┌──

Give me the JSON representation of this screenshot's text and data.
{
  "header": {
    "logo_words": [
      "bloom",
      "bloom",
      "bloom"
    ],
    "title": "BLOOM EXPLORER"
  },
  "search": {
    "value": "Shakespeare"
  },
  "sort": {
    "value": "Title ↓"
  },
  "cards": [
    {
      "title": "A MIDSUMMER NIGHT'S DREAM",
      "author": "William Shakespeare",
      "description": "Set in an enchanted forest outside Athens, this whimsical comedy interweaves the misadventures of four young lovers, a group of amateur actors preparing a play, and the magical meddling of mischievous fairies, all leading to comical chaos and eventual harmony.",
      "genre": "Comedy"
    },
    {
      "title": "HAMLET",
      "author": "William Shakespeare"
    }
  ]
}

└──
┌──

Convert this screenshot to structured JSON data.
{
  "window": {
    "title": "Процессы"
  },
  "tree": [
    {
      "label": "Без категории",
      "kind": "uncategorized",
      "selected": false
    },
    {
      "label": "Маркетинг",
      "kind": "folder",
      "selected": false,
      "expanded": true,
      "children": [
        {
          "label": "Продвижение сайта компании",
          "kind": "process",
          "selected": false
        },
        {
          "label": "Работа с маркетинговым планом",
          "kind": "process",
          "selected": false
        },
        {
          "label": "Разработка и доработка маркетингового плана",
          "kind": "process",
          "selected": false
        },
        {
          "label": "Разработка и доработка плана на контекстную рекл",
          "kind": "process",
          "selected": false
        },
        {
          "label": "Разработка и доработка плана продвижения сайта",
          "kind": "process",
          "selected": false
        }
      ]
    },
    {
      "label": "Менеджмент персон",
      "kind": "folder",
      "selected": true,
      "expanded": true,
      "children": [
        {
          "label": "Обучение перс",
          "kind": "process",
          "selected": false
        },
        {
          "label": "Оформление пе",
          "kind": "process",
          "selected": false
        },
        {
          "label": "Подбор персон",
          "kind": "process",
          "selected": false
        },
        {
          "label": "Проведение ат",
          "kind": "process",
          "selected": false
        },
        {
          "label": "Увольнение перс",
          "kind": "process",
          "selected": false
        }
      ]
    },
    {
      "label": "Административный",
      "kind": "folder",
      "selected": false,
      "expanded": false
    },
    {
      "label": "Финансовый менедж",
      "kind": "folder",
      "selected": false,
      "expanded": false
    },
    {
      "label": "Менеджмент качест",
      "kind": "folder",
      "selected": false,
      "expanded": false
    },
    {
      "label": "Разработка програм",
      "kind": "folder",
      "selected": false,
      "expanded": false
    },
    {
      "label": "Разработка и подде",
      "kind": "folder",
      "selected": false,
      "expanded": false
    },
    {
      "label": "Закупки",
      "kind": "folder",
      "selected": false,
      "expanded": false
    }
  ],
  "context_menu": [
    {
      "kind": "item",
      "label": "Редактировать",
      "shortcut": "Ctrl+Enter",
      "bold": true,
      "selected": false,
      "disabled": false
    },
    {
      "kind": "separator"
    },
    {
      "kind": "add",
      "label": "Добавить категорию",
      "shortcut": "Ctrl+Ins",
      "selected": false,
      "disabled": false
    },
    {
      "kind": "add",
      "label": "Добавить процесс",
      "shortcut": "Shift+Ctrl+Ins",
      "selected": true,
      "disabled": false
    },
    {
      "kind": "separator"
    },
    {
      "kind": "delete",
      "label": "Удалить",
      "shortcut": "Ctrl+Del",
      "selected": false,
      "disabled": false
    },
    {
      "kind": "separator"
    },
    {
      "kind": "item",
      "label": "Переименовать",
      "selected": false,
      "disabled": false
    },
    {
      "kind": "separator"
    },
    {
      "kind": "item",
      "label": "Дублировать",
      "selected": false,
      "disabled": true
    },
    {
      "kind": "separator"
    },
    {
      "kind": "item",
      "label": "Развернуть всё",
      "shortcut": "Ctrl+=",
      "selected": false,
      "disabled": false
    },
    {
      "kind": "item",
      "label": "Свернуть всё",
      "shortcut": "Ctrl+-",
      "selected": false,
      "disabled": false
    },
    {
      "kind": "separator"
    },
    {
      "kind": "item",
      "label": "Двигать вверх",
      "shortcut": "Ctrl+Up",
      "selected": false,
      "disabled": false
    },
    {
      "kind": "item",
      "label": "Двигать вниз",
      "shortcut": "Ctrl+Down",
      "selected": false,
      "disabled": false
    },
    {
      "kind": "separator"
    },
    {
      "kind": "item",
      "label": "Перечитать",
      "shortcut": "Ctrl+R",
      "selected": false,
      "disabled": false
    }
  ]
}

└──

- **Aim of the exercise**: Search the listing for the string "доработка". Copy each line where it turns up.

- **Response to the task**:
          "label": "Разработка и доработка маркетингового плана",
          "label": "Разработка и доработка плана на контекстную рекл",
          "label": "Разработка и доработка плана продвижения сайта",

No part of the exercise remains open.